● **Work to do**
Determine the number of lines in these entries that hold the word "Resistance". Give the number and nothing more.

● **Data items**
....

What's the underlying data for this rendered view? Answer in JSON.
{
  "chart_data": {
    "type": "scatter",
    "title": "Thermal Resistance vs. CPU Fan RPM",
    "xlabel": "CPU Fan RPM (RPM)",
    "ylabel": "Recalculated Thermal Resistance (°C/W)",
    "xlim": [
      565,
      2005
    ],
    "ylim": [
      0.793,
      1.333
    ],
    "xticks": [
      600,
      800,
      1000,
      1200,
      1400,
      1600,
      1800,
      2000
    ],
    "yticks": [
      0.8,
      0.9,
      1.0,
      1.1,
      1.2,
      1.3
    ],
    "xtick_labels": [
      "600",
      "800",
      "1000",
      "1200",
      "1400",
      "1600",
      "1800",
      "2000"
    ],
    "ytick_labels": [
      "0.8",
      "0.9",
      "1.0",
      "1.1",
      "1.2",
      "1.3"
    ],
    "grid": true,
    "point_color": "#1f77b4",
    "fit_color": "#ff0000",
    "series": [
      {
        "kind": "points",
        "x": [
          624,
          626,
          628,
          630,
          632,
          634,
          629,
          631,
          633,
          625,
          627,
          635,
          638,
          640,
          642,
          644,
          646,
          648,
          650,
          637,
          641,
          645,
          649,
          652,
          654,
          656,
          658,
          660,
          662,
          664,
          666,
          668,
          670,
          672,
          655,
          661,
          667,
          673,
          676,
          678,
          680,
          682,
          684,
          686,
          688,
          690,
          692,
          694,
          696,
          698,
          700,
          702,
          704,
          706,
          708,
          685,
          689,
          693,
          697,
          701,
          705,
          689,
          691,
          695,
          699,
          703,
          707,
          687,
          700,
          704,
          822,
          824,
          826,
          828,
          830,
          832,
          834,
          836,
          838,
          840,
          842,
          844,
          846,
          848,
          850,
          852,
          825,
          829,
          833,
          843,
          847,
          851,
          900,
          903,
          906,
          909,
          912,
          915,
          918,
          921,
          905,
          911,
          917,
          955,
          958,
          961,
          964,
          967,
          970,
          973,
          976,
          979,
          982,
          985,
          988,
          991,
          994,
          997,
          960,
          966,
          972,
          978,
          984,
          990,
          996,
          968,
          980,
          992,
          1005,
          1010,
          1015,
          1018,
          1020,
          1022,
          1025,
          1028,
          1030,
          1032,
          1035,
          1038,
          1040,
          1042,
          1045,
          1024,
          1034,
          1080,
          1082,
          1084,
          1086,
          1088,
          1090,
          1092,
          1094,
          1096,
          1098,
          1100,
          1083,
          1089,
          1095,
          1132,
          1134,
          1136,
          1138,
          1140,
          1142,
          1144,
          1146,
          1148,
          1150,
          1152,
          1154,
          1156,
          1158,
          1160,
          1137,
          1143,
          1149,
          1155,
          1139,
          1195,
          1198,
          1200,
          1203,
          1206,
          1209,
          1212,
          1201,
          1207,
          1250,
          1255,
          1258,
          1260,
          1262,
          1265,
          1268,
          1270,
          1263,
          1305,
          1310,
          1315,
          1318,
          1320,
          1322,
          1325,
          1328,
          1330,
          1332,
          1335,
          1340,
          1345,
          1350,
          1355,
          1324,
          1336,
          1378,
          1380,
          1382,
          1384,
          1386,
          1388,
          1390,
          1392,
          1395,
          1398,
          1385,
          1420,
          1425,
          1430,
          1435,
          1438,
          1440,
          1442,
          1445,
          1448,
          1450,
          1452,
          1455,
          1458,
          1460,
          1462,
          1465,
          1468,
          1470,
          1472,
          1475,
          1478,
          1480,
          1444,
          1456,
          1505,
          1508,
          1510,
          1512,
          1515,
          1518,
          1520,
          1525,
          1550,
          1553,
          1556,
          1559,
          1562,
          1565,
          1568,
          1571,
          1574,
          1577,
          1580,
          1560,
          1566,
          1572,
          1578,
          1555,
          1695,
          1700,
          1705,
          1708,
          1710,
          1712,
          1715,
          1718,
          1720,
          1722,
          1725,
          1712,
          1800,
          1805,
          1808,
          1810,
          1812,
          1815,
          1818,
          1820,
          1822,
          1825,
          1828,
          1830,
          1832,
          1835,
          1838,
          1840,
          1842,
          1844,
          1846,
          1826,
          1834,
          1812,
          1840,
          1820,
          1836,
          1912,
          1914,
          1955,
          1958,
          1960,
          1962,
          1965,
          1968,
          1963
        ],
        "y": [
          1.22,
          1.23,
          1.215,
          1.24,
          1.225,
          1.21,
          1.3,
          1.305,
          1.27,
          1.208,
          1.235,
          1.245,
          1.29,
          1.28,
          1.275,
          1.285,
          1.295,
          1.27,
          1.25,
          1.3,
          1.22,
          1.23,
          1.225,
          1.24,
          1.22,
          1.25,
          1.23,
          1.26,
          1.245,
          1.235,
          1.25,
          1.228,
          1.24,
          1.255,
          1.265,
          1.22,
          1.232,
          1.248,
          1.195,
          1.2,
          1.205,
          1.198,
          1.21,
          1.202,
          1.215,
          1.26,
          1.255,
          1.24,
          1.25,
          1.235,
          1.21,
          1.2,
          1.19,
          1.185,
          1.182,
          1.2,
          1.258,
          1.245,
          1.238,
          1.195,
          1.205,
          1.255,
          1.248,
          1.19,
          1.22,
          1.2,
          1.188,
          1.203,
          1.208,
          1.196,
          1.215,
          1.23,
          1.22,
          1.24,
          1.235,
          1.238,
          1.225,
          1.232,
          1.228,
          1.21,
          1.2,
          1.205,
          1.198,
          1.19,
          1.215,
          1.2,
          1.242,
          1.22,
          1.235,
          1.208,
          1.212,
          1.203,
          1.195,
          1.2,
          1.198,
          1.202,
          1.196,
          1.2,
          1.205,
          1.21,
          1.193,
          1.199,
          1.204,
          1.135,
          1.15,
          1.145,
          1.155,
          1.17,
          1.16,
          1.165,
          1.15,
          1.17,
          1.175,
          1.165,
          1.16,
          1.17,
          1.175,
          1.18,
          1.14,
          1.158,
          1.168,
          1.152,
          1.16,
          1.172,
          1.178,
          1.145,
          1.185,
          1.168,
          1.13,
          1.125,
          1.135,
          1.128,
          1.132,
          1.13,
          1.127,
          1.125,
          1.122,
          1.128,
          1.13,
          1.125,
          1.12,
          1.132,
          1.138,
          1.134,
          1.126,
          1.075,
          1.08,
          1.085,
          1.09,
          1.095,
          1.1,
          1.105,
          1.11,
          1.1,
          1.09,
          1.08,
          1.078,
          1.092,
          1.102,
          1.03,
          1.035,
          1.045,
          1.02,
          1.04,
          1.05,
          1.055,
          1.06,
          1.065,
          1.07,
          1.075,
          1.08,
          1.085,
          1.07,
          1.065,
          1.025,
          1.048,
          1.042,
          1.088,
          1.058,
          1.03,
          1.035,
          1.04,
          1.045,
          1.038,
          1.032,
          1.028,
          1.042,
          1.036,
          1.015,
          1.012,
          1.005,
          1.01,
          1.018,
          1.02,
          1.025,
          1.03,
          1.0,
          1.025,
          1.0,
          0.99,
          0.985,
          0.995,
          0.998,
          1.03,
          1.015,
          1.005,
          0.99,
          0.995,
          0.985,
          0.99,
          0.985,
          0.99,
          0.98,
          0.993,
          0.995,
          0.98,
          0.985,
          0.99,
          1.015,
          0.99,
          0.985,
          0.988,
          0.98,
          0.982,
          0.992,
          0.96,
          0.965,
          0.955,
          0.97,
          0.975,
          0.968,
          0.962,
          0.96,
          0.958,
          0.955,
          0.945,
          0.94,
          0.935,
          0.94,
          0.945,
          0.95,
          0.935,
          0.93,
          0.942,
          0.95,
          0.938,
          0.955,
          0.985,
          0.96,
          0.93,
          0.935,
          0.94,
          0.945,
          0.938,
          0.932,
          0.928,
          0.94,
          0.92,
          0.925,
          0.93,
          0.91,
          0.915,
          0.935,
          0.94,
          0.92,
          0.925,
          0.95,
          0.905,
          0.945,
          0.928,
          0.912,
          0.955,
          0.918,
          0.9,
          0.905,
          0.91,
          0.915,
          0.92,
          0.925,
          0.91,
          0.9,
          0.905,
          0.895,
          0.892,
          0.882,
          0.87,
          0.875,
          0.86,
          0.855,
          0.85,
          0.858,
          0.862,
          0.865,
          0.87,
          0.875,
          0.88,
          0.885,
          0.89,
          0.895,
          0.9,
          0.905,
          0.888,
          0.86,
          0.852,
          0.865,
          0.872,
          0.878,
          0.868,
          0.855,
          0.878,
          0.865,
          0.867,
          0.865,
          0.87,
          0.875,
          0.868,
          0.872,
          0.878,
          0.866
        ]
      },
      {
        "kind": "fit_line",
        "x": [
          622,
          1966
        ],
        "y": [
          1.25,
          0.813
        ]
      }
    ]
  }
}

....

● **Result for this task**
2